## REQUEST
Reproduce the listing below verbatim.

## DATA SHOWN
'''
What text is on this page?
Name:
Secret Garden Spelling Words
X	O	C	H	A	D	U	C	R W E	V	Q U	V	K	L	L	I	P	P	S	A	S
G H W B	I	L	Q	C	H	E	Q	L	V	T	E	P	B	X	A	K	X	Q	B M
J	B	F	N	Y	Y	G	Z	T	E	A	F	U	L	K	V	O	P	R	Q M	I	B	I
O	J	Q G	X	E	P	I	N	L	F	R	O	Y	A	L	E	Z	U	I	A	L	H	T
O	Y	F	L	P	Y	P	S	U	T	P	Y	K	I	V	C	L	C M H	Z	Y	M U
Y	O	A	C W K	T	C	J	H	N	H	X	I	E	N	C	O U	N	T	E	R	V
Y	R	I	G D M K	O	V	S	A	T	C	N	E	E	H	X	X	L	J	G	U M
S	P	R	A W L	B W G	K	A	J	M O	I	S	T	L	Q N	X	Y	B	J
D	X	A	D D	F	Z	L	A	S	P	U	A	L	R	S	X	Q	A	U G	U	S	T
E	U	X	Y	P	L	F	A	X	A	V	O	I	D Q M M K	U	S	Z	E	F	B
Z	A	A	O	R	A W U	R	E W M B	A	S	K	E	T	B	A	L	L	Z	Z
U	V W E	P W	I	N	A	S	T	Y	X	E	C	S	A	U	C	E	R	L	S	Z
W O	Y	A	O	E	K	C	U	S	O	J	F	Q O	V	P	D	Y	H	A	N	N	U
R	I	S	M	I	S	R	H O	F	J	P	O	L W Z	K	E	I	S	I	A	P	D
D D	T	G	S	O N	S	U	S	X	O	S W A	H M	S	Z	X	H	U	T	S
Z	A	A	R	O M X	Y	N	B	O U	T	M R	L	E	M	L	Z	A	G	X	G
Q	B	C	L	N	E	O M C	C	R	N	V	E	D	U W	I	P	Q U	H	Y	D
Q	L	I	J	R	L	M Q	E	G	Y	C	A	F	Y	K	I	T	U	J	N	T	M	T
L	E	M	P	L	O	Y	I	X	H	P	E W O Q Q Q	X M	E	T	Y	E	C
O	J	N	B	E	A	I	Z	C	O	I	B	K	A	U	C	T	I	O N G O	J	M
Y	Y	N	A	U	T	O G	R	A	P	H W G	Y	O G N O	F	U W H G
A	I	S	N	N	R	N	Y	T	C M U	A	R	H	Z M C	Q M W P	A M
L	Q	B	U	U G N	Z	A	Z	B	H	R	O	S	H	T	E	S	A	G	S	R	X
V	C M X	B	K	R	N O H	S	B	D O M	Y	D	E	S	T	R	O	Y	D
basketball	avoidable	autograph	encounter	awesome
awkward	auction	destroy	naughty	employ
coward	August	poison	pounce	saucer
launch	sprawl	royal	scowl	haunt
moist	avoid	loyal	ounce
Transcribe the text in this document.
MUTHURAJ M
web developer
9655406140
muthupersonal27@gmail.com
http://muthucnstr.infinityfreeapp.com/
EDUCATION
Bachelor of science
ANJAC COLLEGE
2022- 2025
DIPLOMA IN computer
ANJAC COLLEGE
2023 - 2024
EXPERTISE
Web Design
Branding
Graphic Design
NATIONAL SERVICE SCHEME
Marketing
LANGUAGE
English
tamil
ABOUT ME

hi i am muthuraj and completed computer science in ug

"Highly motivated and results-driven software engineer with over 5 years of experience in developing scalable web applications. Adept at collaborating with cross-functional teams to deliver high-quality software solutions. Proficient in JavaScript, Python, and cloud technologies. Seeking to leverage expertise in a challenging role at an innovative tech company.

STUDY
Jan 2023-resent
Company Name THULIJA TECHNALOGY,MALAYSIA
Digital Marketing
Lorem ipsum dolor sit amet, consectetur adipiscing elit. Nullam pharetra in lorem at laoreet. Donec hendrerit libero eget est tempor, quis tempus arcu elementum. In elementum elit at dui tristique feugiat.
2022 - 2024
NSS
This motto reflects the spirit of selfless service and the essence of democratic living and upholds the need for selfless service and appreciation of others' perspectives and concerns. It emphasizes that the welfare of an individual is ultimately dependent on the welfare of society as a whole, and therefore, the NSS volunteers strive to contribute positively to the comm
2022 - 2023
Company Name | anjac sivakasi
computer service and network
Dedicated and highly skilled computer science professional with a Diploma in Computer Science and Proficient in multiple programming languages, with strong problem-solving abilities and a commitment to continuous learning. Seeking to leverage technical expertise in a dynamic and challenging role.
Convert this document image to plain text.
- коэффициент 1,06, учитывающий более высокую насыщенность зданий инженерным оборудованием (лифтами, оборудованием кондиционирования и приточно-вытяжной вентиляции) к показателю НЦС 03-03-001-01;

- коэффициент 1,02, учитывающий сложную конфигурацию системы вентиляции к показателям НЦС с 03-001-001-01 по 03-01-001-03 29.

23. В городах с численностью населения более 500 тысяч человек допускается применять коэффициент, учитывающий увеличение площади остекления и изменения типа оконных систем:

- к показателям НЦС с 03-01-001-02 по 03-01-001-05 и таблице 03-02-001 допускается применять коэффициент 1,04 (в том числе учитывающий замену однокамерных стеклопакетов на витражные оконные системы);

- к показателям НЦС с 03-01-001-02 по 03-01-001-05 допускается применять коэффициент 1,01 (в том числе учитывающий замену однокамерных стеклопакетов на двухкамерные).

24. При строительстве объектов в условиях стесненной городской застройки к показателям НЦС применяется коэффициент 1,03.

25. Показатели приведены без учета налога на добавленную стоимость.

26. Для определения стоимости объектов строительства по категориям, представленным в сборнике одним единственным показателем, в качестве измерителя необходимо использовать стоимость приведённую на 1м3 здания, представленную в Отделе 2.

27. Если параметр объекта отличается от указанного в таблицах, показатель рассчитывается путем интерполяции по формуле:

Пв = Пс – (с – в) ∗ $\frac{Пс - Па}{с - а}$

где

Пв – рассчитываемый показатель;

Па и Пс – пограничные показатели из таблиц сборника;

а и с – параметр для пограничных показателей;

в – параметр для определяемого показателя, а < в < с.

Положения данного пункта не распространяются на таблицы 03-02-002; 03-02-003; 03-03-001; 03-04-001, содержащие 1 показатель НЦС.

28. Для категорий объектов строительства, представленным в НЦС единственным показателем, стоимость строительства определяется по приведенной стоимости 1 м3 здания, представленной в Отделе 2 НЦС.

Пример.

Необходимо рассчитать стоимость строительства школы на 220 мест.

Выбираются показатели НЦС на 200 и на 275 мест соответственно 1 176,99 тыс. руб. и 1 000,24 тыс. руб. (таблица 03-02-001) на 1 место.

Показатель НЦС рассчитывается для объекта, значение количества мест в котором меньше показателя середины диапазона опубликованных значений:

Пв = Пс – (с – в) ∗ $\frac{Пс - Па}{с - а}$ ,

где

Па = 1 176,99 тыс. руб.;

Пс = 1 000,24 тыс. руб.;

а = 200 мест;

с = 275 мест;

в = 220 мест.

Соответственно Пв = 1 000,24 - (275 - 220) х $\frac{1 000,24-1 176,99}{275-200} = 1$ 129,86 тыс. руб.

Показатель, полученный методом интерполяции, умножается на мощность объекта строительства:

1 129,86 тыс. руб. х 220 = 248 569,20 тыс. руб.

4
'''
## WORKED SOLUTION
What text is on this page?
Name:
Secret Garden Spelling Words
X	O	C	H	A	D	U	C	R W E	V	Q U	V	K	L	L	I	P	P	S	A	S
G H W B	I	L	Q	C	H	E	Q	L	V	T	E	P	B	X	A	K	X	Q	B M
J	B	F	N	Y	Y	G	Z	T	E	A	F	U	L	K	V	O	P	R	Q M	I	B	I
O	J	Q G	X	E	P	I	N	L	F	R	O	Y	A	L	E	Z	U	I	A	L	H	T
O	Y	F	L	P	Y	P	S	U	T	P	Y	K	I	V	C	L	C M H	Z	Y	M U
Y	O	A	C W K	T	C	J	H	N	H	X	I	E	N	C	O U	N	T	E	R	V
Y	R	I	G D M K	O	V	S	A	T	C	N	E	E	H	X	X	L	J	G	U M
S	P	R	A W L	B W G	K	A	J	M O	I	S	T	L	Q N	X	Y	B	J
D	X	A	D D	F	Z	L	A	S	P	U	A	L	R	S	X	Q	A	U G	U	S	T
E	U	X	Y	P	L	F	A	X	A	V	O	I	D Q M M K	U	S	Z	E	F	B
Z	A	A	O	R	A W U	R	E W M B	A	S	K	E	T	B	A	L	L	Z	Z
U	V W E	P W	I	N	A	S	T	Y	X	E	C	S	A	U	C	E	R	L	S	Z
W O	Y	A	O	E	K	C	U	S	O	J	F	Q O	V	P	D	Y	H	A	N	N	U
R	I	S	M	I	S	R	H O	F	J	P	O	L W Z	K	E	I	S	I	A	P	D
D D	T	G	S	O N	S	U	S	X	O	S W A	H M	S	Z	X	H	U	T	S
Z	A	A	R	O M X	Y	N	B	O U	T	M R	L	E	M	L	Z	A	G	X	G
Q	B	C	L	N	E	O M C	C	R	N	V	E	D	U W	I	P	Q U	H	Y	D
Q	L	I	J	R	L	M Q	E	G	Y	C	A	F	Y	K	I	T	U	J	N	T	M	T
L	E	M	P	L	O	Y	I	X	H	P	E W O Q Q Q	X M	E	T	Y	E	C
O	J	N	B	E	A	I	Z	C	O	I	B	K	A	U	C	T	I	O N G O	J	M
Y	Y	N	A	U	T	O G	R	A	P	H W G	Y	O G N O	F	U W H G
A	I	S	N	N	R	N	Y	T	C M U	A	R	H	Z M C	Q M W P	A M
L	Q	B	U	U G N	Z	A	Z	B	H	R	O	S	H	T	E	S	A	G	S	R	X
V	C M X	B	K	R	N O H	S	B	D O M	Y	D	E	S	T	R	O	Y	D
basketball	avoidable	autograph	encounter	awesome
awkward	auction	destroy	naughty	employ
coward	August	poison	pounce	saucer
launch	sprawl	royal	scowl	haunt
moist	avoid	loyal	ounce
Transcribe the text in this document.
MUTHURAJ M
web developer
9655406140
muthupersonal27@gmail.com
http://muthucnstr.infinityfreeapp.com/
EDUCATION
Bachelor of science
ANJAC COLLEGE
2022- 2025
DIPLOMA IN computer
ANJAC COLLEGE
2023 - 2024
EXPERTISE
Web Design
Branding
Graphic Design
NATIONAL SERVICE SCHEME
Marketing
LANGUAGE
English
tamil
ABOUT ME

hi i am muthuraj and completed computer science in ug

"Highly motivated and results-driven software engineer with over 5 years of experience in developing scalable web applications. Adept at collaborating with cross-functional teams to deliver high-quality software solutions. Proficient in JavaScript, Python, and cloud technologies. Seeking to leverage expertise in a challenging role at an innovative tech company.

STUDY
Jan 2023-resent
Company Name THULIJA TECHNALOGY,MALAYSIA
Digital Marketing
Lorem ipsum dolor sit amet, consectetur adipiscing elit. Nullam pharetra in lorem at laoreet. Donec hendrerit libero eget est tempor, quis tempus arcu elementum. In elementum elit at dui tristique feugiat.
2022 - 2024
NSS
This motto reflects the spirit of selfless service and the essence of democratic living and upholds the need for selfless service and appreciation of others' perspectives and concerns. It emphasizes that the welfare of an individual is ultimately dependent on the welfare of society as a whole, and therefore, the NSS volunteers strive to contribute positively to the comm
2022 - 2023
Company Name | anjac sivakasi
computer service and network
Dedicated and highly skilled computer science professional with a Diploma in Computer Science and Proficient in multiple programming languages, with strong problem-solving abilities and a commitment to continuous learning. Seeking to leverage technical expertise in a dynamic and challenging role.
Convert this document image to plain text.
- коэффициент 1,06, учитывающий более высокую насыщенность зданий инженерным оборудованием (лифтами, оборудованием кондиционирования и приточно-вытяжной вентиляции) к показателю НЦС 03-03-001-01;

- коэффициент 1,02, учитывающий сложную конфигурацию системы вентиляции к показателям НЦС с 03-001-001-01 по 03-01-001-03 29.

23. В городах с численностью населения более 500 тысяч человек допускается применять коэффициент, учитывающий увеличение площади остекления и изменения типа оконных систем:

- к показателям НЦС с 03-01-001-02 по 03-01-001-05 и таблице 03-02-001 допускается применять коэффициент 1,04 (в том числе учитывающий замену однокамерных стеклопакетов на витражные оконные системы);

- к показателям НЦС с 03-01-001-02 по 03-01-001-05 допускается применять коэффициент 1,01 (в том числе учитывающий замену однокамерных стеклопакетов на двухкамерные).

24. При строительстве объектов в условиях стесненной городской застройки к показателям НЦС применяется коэффициент 1,03.

25. Показатели приведены без учета налога на добавленную стоимость.

26. Для определения стоимости объектов строительства по категориям, представленным в сборнике одним единственным показателем, в качестве измерителя необходимо использовать стоимость приведённую на 1м3 здания, представленную в Отделе 2.

27. Если параметр объекта отличается от указанного в таблицах, показатель рассчитывается путем интерполяции по формуле:

Пв = Пс – (с – в) ∗ $\frac{Пс - Па}{с - а}$

где

Пв – рассчитываемый показатель;

Па и Пс – пограничные показатели из таблиц сборника;

а и с – параметр для пограничных показателей;

в – параметр для определяемого показателя, а < в < с.

Положения данного пункта не распространяются на таблицы 03-02-002; 03-02-003; 03-03-001; 03-04-001, содержащие 1 показатель НЦС.

28. Для категорий объектов строительства, представленным в НЦС единственным показателем, стоимость строительства определяется по приведенной стоимости 1 м3 здания, представленной в Отделе 2 НЦС.

Пример.

Необходимо рассчитать стоимость строительства школы на 220 мест.

Выбираются показатели НЦС на 200 и на 275 мест соответственно 1 176,99 тыс. руб. и 1 000,24 тыс. руб. (таблица 03-02-001) на 1 место.

Показатель НЦС рассчитывается для объекта, значение количества мест в котором меньше показателя середины диапазона опубликованных значений:

Пв = Пс – (с – в) ∗ $\frac{Пс - Па}{с - а}$ ,

где

Па = 1 176,99 тыс. руб.;

Пс = 1 000,24 тыс. руб.;

а = 200 мест;

с = 275 мест;

в = 220 мест.

Соответственно Пв = 1 000,24 - (275 - 220) х $\frac{1 000,24-1 176,99}{275-200} = 1$ 129,86 тыс. руб.

Показатель, полученный методом интерполяции, умножается на мощность объекта строительства:

1 129,86 тыс. руб. х 220 = 248 569,20 тыс. руб.

4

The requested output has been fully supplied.